[Dataset items]
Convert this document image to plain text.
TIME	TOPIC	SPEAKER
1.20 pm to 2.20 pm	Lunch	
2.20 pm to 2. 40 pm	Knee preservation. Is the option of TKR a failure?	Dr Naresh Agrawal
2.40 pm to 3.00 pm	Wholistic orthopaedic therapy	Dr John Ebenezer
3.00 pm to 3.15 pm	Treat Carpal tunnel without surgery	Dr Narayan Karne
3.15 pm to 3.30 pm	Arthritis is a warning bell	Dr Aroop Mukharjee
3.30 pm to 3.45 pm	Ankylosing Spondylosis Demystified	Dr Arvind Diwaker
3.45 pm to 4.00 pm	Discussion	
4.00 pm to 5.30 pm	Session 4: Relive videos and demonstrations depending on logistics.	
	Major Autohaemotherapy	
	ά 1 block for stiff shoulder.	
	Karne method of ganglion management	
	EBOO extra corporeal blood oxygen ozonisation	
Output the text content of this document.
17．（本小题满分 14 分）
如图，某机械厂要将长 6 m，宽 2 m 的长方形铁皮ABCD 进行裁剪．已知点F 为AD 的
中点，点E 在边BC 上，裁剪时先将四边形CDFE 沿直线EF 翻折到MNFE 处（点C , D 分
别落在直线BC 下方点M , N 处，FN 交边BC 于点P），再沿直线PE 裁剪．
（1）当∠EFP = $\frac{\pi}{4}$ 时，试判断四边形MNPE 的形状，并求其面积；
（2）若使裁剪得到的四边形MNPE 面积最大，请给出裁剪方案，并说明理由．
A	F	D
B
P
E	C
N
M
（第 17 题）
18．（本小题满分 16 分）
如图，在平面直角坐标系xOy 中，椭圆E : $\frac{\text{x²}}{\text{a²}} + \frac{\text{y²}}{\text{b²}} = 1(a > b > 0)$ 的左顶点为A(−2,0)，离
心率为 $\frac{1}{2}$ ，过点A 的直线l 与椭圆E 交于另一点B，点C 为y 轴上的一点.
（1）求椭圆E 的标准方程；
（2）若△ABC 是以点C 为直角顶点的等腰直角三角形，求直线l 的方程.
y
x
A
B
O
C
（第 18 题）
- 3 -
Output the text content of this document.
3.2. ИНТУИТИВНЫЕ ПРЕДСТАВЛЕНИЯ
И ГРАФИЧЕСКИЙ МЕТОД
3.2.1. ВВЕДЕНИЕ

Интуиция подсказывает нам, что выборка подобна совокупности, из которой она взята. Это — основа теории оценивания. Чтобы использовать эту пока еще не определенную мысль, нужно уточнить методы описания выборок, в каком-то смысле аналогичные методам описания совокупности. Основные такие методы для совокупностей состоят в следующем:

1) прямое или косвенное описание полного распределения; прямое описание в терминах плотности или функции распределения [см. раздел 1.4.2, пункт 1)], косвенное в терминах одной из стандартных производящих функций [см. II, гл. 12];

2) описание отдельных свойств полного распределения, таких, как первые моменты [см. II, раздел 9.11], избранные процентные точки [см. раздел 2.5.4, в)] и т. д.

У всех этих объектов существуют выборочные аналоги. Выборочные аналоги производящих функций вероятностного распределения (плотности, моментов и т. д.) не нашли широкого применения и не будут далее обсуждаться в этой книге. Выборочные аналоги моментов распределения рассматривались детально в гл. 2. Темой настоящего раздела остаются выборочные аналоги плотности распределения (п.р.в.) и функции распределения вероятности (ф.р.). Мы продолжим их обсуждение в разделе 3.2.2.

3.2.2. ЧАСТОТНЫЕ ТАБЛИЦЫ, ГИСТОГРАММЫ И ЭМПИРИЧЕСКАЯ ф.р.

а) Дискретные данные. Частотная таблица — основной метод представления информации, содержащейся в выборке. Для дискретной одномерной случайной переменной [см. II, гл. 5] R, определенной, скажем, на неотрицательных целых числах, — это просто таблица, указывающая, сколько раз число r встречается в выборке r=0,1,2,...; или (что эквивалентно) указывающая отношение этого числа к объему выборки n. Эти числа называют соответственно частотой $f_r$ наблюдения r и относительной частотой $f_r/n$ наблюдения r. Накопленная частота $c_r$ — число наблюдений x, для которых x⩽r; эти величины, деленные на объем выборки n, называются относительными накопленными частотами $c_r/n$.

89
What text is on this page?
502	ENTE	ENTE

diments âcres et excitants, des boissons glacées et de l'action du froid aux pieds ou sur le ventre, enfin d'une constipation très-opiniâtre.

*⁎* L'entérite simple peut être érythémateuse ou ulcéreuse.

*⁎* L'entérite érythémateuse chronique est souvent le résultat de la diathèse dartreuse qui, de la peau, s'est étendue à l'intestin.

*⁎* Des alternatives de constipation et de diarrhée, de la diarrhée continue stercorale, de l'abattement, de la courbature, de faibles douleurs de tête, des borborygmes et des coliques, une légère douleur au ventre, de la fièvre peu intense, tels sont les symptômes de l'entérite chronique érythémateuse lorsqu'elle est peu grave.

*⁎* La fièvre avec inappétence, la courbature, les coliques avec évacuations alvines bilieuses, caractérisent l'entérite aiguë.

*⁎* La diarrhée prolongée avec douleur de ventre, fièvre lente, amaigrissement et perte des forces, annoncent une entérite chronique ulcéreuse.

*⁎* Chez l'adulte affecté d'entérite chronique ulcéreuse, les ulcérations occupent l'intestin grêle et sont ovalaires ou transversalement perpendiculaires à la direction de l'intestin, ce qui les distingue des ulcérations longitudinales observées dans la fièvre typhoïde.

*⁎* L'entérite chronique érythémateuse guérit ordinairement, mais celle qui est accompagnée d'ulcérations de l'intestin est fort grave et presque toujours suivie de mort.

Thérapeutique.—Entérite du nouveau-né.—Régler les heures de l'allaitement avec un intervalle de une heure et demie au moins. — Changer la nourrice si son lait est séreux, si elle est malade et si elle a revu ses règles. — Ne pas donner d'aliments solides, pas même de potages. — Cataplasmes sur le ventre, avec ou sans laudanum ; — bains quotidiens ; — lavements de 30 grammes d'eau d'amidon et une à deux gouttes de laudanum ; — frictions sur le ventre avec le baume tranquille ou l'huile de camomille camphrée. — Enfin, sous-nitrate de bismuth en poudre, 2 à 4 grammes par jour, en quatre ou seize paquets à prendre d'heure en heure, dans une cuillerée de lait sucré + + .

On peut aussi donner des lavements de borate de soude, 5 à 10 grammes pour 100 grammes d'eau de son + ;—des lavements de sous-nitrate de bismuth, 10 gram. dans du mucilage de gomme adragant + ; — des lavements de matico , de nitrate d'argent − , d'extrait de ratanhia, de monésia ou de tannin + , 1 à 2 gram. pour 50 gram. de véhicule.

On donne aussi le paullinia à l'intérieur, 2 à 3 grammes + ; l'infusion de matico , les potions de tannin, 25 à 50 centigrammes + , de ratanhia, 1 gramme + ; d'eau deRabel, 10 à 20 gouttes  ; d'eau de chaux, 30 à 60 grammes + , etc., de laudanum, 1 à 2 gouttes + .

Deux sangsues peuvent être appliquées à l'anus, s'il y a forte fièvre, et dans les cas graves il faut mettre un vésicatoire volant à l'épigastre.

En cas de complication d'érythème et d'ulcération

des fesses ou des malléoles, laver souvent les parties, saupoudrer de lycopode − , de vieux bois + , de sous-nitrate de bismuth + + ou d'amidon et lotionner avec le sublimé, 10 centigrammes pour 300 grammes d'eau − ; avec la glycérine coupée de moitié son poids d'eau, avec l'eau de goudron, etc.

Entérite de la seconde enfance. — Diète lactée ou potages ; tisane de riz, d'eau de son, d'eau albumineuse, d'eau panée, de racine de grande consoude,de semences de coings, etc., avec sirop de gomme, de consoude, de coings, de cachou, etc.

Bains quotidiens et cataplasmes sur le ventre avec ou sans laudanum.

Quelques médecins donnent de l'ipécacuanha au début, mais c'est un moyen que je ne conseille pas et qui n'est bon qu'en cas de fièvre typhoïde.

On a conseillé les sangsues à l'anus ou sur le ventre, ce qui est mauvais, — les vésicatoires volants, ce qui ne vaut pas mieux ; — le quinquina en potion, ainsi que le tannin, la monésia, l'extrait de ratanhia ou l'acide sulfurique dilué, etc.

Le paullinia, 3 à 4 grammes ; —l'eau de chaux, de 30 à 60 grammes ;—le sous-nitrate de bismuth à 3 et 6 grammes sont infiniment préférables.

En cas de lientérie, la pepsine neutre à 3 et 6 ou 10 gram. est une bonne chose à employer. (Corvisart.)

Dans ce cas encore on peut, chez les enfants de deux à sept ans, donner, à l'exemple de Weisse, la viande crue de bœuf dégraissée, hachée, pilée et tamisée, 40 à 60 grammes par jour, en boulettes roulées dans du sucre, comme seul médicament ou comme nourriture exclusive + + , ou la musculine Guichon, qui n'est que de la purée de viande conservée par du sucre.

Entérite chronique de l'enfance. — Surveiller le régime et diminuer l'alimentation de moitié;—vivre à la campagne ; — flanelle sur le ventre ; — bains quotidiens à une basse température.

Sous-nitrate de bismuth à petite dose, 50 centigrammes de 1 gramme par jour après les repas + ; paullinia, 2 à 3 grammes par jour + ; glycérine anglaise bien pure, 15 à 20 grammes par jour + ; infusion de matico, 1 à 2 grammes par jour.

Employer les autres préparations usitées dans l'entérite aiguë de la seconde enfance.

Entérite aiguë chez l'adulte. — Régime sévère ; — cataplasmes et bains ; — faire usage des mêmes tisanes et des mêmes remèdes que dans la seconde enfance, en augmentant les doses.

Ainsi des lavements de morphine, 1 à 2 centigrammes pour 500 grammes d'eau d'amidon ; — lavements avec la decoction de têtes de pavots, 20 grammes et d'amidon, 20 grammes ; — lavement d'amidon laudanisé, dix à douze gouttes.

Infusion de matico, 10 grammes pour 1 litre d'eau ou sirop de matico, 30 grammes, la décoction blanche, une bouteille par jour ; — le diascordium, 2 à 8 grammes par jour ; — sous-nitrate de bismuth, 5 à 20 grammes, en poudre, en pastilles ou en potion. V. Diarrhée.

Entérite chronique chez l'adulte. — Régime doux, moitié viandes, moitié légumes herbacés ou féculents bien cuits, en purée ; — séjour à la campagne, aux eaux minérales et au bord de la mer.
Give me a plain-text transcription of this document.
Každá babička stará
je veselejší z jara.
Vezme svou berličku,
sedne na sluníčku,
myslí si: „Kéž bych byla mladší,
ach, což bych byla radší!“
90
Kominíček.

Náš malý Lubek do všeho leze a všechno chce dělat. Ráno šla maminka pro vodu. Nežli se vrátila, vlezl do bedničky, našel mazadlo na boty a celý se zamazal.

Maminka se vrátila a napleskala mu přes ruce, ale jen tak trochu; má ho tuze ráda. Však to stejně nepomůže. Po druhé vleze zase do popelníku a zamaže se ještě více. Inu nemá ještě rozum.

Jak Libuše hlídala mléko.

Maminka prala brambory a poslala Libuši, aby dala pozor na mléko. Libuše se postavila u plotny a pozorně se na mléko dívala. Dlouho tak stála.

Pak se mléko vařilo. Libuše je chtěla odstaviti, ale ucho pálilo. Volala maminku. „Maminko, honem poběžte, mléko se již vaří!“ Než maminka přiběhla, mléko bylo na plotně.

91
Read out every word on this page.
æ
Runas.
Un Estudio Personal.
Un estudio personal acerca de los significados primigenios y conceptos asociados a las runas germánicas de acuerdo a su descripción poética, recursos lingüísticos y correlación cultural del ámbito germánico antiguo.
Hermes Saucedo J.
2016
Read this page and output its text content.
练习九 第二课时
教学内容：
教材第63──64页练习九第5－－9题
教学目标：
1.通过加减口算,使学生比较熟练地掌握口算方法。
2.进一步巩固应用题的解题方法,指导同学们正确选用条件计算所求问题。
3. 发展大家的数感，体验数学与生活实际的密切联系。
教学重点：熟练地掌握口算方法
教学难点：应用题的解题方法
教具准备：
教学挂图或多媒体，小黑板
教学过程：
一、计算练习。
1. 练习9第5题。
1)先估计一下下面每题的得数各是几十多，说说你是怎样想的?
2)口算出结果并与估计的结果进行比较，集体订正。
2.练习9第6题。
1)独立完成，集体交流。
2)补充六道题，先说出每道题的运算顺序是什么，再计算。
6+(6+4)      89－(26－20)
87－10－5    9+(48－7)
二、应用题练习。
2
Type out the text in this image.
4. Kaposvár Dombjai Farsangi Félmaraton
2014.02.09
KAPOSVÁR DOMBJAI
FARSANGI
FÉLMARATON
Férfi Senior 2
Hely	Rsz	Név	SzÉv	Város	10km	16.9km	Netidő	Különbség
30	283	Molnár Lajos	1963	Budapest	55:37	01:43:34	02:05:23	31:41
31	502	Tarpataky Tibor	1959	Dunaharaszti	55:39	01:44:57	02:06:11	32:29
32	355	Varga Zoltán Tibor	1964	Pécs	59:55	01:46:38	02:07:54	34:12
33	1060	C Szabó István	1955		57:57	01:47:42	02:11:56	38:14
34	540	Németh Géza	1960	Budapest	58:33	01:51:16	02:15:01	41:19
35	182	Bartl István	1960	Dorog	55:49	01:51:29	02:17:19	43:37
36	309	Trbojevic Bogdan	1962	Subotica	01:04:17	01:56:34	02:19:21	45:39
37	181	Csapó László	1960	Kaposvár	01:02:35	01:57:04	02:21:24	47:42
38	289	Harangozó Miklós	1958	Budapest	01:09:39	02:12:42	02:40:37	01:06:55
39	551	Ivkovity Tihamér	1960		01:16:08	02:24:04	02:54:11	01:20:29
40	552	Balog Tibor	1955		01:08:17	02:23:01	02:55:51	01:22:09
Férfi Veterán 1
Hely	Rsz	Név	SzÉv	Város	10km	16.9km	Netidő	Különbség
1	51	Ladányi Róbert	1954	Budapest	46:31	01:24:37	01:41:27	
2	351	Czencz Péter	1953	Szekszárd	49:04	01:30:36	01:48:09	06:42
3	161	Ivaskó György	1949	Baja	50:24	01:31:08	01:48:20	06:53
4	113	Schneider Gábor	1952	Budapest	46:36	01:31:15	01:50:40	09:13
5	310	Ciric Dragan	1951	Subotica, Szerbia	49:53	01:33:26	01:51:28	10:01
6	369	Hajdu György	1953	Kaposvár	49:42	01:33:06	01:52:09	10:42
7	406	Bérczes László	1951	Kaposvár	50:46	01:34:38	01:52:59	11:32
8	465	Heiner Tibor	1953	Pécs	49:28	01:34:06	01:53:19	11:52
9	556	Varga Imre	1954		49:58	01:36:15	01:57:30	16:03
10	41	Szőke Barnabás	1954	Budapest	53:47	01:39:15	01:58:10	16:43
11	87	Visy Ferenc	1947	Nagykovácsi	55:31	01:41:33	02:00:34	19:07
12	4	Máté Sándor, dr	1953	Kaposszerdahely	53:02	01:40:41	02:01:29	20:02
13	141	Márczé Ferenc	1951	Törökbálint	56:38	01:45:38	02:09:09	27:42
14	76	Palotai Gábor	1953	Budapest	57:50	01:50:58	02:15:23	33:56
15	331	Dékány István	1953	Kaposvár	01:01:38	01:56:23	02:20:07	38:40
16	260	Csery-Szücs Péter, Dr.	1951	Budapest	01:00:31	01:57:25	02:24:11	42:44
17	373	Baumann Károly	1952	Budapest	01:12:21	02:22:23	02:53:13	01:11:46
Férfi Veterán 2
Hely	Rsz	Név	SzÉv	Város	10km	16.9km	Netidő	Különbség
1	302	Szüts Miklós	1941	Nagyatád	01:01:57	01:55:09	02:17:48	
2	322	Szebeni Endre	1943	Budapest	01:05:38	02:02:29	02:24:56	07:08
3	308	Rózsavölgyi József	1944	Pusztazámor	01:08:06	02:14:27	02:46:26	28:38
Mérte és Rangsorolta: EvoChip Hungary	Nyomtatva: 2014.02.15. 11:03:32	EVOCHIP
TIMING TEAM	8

• _STATED EXERCISE_: Select and copy each line from the data that includes the word "Péter".

• _THE RESPONSE_:
2	351	Czencz Péter	1953	Szekszárd	49:04	01:30:36	01:48:09	06:42
16	260	Csery-Szücs Péter, Dr.	1951	Budapest	01:00:31	01:57:25	02:24:11	42:44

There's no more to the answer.